[Entries from a dataset]
>>>>>

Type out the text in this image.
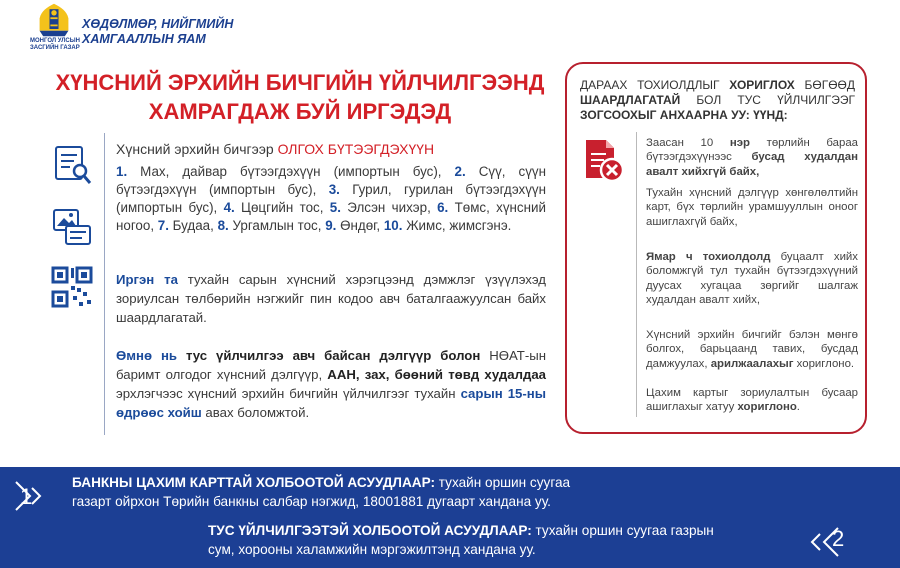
МОНГОЛ УЛСЫН ЗАСГИЙН ГАЗАР
ХӨДӨЛМӨР, НИЙГМИЙН
ХАМГААЛЛЫН ЯАМ
ХҮНСНИЙ ЭРХИЙН БИЧГИЙН ҮЙЛЧИЛГЭЭНД
ХАМРАГДАЖ БУЙ ИРГЭДЭД
Хүнсний эрхийн бичгээр ОЛГОХ БҮТЭЭГДЭХҮҮН
1. Мах, дайвар бүтээгдэхүүн (импортын бус), 2. Сүү, сүүн бүтээгдэхүүн (импортын бус), 3. Гурил, гурилан бүтээгдэхүүн (импортын бус), 4. Цөцгийн тос, 5. Элсэн чихэр, 6. Төмс, хүнсний ногоо, 7. Будаа, 8. Ургамлын тос, 9. Өндөг, 10. Жимс, жимсгэнэ.
Иргэн та тухайн сарын хүнсний хэрэгцээнд дэмжлэг үзүүлэхэд зориулсан төлбөрийн нэгжийг пин кодоо авч баталгаажуулсан байх шаардлагатай.
Өмнө нь тус үйлчилгээ авч байсан дэлгүүр болон НӨАТ-ын баримт олгодог хүнсний дэлгүүр, ААН, зах, бөөний төвд худалдаа эрхлэгчээс хүнсний эрхийн бичгийн үйлчилгээг тухайн сарын 15-ны өдрөөс хойш авах боломжтой.
ДАРААХ ТОХИОЛДЛЫГ ХОРИГЛОХ БӨГӨӨД ШААРДЛАГАТАЙ БОЛ ТУС ҮЙЛЧИЛГЭЭГ ЗОГСООХЫГ АНХААРНА УУ: ҮҮНД:
Заасан 10 нэр төрлийн бараа бүтээгдэхүүнээс бусад худалдан авалт хийхгүй байх,
Тухайн хүнсний дэлгүүр хөнгөлөлтийн карт, бүх төрлийн урамшууллын оноог ашиглахгүй байх,
Ямар ч тохиолдолд буцаалт хийх боломжгүй тул тухайн бүтээгдэхүүний дуусах хугацаа зөргийг шалгаж худалдан авалт хийх,
Хүнсний эрхийн бичгийг бэлэн мөнгө болгох, барьцаанд тавих, бусдад дамжуулах, арилжаалахыг хориглоно.
Цахим картыг зориулалтын бусаар ашиглахыг хатуу хориглоно.
1
БАНКНЫ ЦАХИМ КАРТТАЙ ХОЛБООТОЙ АСУУДЛААР: тухайн оршин суугаа
газарт ойрхон Төрийн банкны салбар нэгжид, 18001881 дугаарт хандана уу.
ТУС ҮЙЛЧИЛГЭЭТЭЙ ХОЛБООТОЙ АСУУДЛААР: тухайн оршин суугаа газрын
сум, хорооны халамжийн мэргэжилтэнд хандана уу.	2
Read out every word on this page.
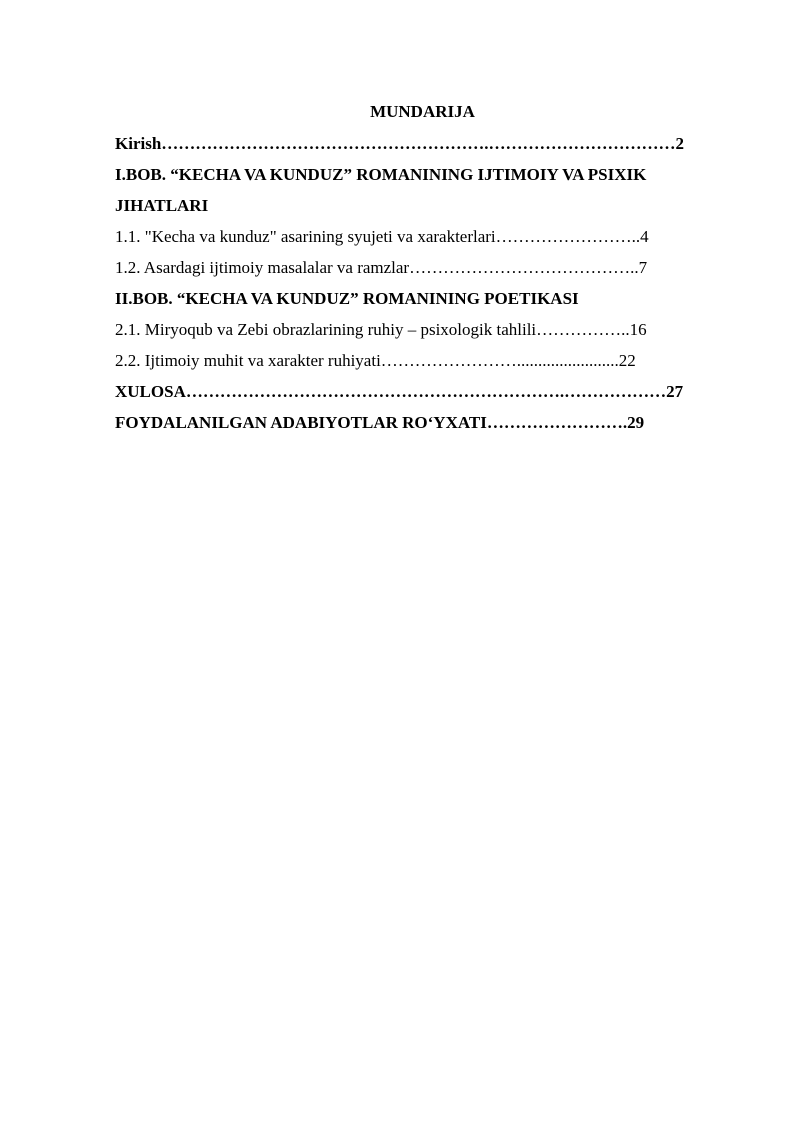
MUNDARIJA
Kirish………………………………………………….……………………………2
I.BOB. “KECHA VA KUNDUZ” ROMANINING IJTIMOIY VA PSIXIK
JIHATLARI
1.1. "Kecha va kunduz" asarining syujeti va xarakterlari……………………..4
1.2. Asardagi ijtimoiy masalalar va ramzlar…………………………………..7
II.BOB. “KECHA VA KUNDUZ” ROMANINING POETIKASI
2.1. Miryoqub va Zebi obrazlarining ruhiy – psixologik tahlili……………..16
2.2. Ijtimoiy muhit va xarakter ruhiyati……………………........................22
XULOSA………………………………………………………….………………27
FOYDALANILGAN ADABIYOTLAR RO‘YXATI…………………….29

<<<<<

**PROMPT:**
Show the lines of the data that hold the word "ХОЛБООТОЙ".

**FULL ANSWER:**
БАНКНЫ ЦАХИМ КАРТТАЙ ХОЛБООТОЙ АСУУДЛААР: тухайн оршин суугаа
ТУС ҮЙЛЧИЛГЭЭТЭЙ ХОЛБООТОЙ АСУУДЛААР: тухайн оршин суугаа газрын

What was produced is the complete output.